Each record below is to be reproduced without any change.

-- Start Provided data --

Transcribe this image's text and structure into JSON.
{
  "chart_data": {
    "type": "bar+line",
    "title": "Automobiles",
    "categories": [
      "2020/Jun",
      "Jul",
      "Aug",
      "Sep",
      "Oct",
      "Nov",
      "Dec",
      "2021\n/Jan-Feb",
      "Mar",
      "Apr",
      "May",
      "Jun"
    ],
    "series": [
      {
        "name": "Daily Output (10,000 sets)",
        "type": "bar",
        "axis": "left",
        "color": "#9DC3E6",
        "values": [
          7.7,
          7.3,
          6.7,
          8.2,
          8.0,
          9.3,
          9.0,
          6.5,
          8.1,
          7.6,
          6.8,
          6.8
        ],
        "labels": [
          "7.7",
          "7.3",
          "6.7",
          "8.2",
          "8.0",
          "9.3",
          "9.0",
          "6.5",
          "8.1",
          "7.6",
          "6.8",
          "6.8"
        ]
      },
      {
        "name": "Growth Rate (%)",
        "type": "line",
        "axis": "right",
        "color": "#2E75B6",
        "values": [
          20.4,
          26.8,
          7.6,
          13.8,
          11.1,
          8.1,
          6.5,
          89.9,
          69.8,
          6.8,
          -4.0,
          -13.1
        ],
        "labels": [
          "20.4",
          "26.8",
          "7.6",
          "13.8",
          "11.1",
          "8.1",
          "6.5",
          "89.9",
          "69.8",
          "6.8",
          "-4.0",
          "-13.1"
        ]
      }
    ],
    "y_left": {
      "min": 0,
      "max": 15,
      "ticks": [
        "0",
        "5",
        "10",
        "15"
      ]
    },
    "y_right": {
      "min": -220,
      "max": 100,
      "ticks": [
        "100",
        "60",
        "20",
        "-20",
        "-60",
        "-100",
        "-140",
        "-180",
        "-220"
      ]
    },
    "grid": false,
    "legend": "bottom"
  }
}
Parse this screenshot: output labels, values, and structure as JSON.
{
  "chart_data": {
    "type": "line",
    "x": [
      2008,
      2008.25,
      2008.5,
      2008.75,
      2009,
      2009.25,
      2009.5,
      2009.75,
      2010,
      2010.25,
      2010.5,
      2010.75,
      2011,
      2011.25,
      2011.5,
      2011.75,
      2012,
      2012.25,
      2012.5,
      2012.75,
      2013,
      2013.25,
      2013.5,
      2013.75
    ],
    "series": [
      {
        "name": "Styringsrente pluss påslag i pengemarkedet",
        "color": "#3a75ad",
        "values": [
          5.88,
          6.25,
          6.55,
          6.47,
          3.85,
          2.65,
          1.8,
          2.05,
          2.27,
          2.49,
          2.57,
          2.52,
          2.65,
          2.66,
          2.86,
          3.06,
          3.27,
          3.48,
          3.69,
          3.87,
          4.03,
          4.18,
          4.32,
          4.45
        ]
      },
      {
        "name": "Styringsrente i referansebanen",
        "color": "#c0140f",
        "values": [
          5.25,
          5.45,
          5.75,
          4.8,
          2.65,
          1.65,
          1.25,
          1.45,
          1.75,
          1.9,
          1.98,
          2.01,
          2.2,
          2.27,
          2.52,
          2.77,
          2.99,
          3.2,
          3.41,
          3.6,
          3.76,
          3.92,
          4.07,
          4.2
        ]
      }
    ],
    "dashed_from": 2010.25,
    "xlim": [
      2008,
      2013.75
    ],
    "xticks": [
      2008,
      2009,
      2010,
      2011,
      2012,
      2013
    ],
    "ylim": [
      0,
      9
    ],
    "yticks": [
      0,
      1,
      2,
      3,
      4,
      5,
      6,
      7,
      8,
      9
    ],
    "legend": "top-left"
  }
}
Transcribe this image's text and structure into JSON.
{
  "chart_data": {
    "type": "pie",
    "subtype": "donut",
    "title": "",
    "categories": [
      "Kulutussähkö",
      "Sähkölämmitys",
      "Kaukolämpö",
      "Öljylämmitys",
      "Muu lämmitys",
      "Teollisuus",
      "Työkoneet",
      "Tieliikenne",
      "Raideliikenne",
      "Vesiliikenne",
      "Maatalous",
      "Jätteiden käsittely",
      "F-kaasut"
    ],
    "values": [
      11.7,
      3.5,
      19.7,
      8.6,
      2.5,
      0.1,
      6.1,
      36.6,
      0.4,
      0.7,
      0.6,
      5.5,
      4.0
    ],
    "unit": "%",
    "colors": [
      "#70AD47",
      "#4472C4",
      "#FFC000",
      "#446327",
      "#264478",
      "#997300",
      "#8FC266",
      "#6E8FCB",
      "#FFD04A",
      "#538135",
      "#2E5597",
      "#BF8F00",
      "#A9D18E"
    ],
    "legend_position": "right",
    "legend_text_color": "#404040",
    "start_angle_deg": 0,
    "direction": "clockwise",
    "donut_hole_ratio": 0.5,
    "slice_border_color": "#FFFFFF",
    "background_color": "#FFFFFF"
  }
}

-- End Provided data --

## [Expected answer]
Transcribe this image's text and structure into JSON.
{
  "chart_data": {
    "type": "bar+line",
    "title": "Automobiles",
    "categories": [
      "2020/Jun",
      "Jul",
      "Aug",
      "Sep",
      "Oct",
      "Nov",
      "Dec",
      "2021\n/Jan-Feb",
      "Mar",
      "Apr",
      "May",
      "Jun"
    ],
    "series": [
      {
        "name": "Daily Output (10,000 sets)",
        "type": "bar",
        "axis": "left",
        "color": "#9DC3E6",
        "values": [
          7.7,
          7.3,
          6.7,
          8.2,
          8.0,
          9.3,
          9.0,
          6.5,
          8.1,
          7.6,
          6.8,
          6.8
        ],
        "labels": [
          "7.7",
          "7.3",
          "6.7",
          "8.2",
          "8.0",
          "9.3",
          "9.0",
          "6.5",
          "8.1",
          "7.6",
          "6.8",
          "6.8"
        ]
      },
      {
        "name": "Growth Rate (%)",
        "type": "line",
        "axis": "right",
        "color": "#2E75B6",
        "values": [
          20.4,
          26.8,
          7.6,
          13.8,
          11.1,
          8.1,
          6.5,
          89.9,
          69.8,
          6.8,
          -4.0,
          -13.1
        ],
        "labels": [
          "20.4",
          "26.8",
          "7.6",
          "13.8",
          "11.1",
          "8.1",
          "6.5",
          "89.9",
          "69.8",
          "6.8",
          "-4.0",
          "-13.1"
        ]
      }
    ],
    "y_left": {
      "min": 0,
      "max": 15,
      "ticks": [
        "0",
        "5",
        "10",
        "15"
      ]
    },
    "y_right": {
      "min": -220,
      "max": 100,
      "ticks": [
        "100",
        "60",
        "20",
        "-20",
        "-60",
        "-100",
        "-140",
        "-180",
        "-220"
      ]
    },
    "grid": false,
    "legend": "bottom"
  }
}
Parse this screenshot: output labels, values, and structure as JSON.
{
  "chart_data": {
    "type": "line",
    "x": [
      2008,
      2008.25,
      2008.5,
      2008.75,
      2009,
      2009.25,
      2009.5,
      2009.75,
      2010,
      2010.25,
      2010.5,
      2010.75,
      2011,
      2011.25,
      2011.5,
      2011.75,
      2012,
      2012.25,
      2012.5,
      2012.75,
      2013,
      2013.25,
      2013.5,
      2013.75
    ],
    "series": [
      {
        "name": "Styringsrente pluss påslag i pengemarkedet",
        "color": "#3a75ad",
        "values": [
          5.88,
          6.25,
          6.55,
          6.47,
          3.85,
          2.65,
          1.8,
          2.05,
          2.27,
          2.49,
          2.57,
          2.52,
          2.65,
          2.66,
          2.86,
          3.06,
          3.27,
          3.48,
          3.69,
          3.87,
          4.03,
          4.18,
          4.32,
          4.45
        ]
      },
      {
        "name": "Styringsrente i referansebanen",
        "color": "#c0140f",
        "values": [
          5.25,
          5.45,
          5.75,
          4.8,
          2.65,
          1.65,
          1.25,
          1.45,
          1.75,
          1.9,
          1.98,
          2.01,
          2.2,
          2.27,
          2.52,
          2.77,
          2.99,
          3.2,
          3.41,
          3.6,
          3.76,
          3.92,
          4.07,
          4.2
        ]
      }
    ],
    "dashed_from": 2010.25,
    "xlim": [
      2008,
      2013.75
    ],
    "xticks": [
      2008,
      2009,
      2010,
      2011,
      2012,
      2013
    ],
    "ylim": [
      0,
      9
    ],
    "yticks": [
      0,
      1,
      2,
      3,
      4,
      5,
      6,
      7,
      8,
      9
    ],
    "legend": "top-left"
  }
}
Transcribe this image's text and structure into JSON.
{
  "chart_data": {
    "type": "pie",
    "subtype": "donut",
    "title": "",
    "categories": [
      "Kulutussähkö",
      "Sähkölämmitys",
      "Kaukolämpö",
      "Öljylämmitys",
      "Muu lämmitys",
      "Teollisuus",
      "Työkoneet",
      "Tieliikenne",
      "Raideliikenne",
      "Vesiliikenne",
      "Maatalous",
      "Jätteiden käsittely",
      "F-kaasut"
    ],
    "values": [
      11.7,
      3.5,
      19.7,
      8.6,
      2.5,
      0.1,
      6.1,
      36.6,
      0.4,
      0.7,
      0.6,
      5.5,
      4.0
    ],
    "unit": "%",
    "colors": [
      "#70AD47",
      "#4472C4",
      "#FFC000",
      "#446327",
      "#264478",
      "#997300",
      "#8FC266",
      "#6E8FCB",
      "#FFD04A",
      "#538135",
      "#2E5597",
      "#BF8F00",
      "#A9D18E"
    ],
    "legend_position": "right",
    "legend_text_color": "#404040",
    "start_angle_deg": 0,
    "direction": "clockwise",
    "donut_hole_ratio": 0.5,
    "slice_border_color": "#FFFFFF",
    "background_color": "#FFFFFF"
  }
}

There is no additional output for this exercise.